> _WHAT YOU NEED TO DO_: Find and copy every line in the records that includes the string "name".

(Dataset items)
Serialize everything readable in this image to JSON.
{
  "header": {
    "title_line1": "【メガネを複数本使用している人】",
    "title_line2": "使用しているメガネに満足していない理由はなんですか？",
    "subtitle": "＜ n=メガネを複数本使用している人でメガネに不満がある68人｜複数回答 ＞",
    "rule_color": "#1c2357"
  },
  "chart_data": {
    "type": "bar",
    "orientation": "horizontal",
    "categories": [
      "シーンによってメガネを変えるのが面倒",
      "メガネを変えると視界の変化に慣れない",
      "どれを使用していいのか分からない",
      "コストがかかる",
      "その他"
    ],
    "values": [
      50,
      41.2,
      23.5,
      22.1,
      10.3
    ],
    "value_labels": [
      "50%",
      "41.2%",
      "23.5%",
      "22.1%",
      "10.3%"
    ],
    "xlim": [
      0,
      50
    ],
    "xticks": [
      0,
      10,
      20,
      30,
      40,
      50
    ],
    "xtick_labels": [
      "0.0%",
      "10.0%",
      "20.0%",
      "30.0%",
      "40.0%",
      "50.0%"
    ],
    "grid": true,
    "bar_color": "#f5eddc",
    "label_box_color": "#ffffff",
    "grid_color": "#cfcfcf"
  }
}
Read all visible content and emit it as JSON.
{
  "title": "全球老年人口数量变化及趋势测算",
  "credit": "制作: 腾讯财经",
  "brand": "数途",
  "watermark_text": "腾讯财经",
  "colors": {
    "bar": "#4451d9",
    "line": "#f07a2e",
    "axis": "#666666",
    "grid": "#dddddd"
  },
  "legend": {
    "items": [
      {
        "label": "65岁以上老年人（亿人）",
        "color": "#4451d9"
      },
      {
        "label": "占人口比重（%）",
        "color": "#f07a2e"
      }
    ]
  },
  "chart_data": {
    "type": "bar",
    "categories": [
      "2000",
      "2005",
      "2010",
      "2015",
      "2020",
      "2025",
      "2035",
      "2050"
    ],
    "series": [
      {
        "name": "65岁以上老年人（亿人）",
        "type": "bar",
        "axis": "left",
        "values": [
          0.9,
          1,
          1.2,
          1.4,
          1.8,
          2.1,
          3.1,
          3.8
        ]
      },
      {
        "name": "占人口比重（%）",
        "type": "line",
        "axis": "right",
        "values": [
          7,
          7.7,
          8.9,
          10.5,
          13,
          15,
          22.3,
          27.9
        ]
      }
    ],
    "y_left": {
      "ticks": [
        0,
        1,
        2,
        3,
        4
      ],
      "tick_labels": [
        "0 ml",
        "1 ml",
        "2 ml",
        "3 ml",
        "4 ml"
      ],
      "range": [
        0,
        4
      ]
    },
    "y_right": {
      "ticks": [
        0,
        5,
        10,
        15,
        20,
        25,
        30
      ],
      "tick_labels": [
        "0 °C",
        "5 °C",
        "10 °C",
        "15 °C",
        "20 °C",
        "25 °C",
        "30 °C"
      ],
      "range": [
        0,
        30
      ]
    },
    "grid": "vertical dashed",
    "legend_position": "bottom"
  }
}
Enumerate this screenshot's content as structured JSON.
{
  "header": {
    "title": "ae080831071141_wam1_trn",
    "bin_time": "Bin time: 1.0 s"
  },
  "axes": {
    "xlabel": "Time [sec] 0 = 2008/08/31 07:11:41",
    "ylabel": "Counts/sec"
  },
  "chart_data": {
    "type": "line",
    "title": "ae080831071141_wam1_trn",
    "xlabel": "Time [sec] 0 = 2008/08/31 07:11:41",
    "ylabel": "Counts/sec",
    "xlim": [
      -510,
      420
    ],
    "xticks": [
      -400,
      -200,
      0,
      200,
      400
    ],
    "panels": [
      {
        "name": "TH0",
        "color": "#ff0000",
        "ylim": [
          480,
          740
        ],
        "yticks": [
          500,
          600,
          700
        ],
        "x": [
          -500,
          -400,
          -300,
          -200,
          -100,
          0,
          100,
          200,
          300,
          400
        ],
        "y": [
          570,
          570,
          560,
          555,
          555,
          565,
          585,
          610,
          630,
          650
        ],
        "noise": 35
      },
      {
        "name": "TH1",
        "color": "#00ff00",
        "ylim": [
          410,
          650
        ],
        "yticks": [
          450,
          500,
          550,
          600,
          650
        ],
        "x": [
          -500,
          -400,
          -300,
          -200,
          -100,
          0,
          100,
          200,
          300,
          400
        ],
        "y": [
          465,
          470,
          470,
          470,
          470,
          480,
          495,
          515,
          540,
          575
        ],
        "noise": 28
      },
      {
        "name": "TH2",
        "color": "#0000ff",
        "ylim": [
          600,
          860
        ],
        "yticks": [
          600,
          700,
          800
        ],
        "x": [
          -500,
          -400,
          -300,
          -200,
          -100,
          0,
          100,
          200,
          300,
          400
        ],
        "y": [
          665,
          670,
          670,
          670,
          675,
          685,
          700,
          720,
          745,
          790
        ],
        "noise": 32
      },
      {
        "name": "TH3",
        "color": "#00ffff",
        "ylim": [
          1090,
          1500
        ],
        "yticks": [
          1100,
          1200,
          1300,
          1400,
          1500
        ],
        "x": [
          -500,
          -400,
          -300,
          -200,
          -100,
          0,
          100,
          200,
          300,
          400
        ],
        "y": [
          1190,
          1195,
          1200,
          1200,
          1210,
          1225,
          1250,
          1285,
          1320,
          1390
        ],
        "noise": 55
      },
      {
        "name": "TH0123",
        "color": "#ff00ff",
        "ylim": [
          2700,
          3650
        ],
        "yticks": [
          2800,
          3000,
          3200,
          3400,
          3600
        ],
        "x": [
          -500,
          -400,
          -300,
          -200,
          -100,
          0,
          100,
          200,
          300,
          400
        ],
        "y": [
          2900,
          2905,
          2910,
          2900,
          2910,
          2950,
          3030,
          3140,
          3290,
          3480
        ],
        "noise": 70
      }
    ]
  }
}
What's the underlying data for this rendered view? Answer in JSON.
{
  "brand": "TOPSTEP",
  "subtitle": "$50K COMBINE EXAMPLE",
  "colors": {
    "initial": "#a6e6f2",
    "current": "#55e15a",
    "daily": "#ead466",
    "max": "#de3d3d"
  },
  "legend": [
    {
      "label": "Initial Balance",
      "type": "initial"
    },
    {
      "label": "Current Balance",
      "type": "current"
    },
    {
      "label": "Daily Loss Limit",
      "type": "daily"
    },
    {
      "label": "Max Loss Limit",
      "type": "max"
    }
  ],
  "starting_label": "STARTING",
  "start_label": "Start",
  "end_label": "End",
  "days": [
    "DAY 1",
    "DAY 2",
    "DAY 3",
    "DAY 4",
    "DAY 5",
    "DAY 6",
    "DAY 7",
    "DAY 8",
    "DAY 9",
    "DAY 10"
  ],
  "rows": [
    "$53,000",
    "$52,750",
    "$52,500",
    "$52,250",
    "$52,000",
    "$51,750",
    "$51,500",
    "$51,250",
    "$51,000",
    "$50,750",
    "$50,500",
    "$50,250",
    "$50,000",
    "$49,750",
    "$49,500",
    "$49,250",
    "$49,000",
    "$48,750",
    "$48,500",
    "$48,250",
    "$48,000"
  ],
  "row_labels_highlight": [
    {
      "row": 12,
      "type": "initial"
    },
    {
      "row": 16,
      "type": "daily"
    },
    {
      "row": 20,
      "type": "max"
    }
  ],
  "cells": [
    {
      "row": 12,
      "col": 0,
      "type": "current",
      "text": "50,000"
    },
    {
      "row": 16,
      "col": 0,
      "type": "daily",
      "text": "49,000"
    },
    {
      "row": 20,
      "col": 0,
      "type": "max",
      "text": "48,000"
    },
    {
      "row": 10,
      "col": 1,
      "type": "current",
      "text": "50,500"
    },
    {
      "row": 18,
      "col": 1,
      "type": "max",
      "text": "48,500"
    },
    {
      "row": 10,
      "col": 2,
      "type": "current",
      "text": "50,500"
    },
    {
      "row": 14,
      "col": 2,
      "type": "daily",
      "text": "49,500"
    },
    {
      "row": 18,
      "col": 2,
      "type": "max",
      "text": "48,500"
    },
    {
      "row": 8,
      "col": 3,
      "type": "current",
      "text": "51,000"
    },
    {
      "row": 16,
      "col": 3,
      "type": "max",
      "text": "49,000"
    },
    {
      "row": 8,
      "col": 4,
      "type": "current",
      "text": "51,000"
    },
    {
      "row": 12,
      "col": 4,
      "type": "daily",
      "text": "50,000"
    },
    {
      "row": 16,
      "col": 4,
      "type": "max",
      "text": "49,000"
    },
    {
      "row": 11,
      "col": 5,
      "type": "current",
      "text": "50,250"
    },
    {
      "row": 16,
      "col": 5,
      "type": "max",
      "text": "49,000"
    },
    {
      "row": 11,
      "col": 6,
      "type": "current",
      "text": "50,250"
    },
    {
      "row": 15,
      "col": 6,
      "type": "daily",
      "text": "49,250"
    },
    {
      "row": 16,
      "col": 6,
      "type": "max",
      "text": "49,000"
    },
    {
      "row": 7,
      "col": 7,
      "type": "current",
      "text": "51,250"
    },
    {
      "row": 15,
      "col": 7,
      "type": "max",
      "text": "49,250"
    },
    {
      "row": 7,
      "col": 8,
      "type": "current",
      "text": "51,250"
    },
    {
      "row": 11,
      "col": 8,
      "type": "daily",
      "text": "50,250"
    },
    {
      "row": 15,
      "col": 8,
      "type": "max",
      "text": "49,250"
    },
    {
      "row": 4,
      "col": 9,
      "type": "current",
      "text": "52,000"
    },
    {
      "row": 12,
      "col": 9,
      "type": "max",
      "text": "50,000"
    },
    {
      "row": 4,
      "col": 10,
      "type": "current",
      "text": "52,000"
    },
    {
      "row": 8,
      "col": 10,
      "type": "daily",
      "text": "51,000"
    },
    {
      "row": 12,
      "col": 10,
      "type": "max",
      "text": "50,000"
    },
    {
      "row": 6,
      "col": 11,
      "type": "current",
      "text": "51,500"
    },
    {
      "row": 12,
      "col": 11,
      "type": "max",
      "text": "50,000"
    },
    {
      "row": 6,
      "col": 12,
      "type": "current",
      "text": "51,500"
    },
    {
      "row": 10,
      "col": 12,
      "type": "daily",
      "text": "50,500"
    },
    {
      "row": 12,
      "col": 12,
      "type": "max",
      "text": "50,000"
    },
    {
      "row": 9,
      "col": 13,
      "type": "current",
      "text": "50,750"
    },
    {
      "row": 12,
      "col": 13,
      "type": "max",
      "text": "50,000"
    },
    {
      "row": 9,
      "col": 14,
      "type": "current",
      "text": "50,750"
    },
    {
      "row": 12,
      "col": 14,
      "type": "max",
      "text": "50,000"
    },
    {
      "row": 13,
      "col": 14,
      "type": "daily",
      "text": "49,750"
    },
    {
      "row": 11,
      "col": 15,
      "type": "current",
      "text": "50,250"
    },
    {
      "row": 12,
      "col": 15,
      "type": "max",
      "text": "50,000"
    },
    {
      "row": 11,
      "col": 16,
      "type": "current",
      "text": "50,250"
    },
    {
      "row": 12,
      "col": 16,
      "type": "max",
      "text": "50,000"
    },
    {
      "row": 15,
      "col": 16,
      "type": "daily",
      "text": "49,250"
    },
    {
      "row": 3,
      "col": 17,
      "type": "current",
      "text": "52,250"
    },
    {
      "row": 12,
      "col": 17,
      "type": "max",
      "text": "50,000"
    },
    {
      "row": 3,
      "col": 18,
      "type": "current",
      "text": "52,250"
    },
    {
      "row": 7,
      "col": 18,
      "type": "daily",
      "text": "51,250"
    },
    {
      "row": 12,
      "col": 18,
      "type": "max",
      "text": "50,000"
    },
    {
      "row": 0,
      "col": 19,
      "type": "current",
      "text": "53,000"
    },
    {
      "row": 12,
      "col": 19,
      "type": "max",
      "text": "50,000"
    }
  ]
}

> _RESULT FOR THIS EXERCISE_:
        "name": "65岁以上老年人（亿人）",
        "name": "占人口比重（%）",
        "name": "TH0",
        "name": "TH1",
        "name": "TH2",
        "name": "TH3",
        "name": "TH0123",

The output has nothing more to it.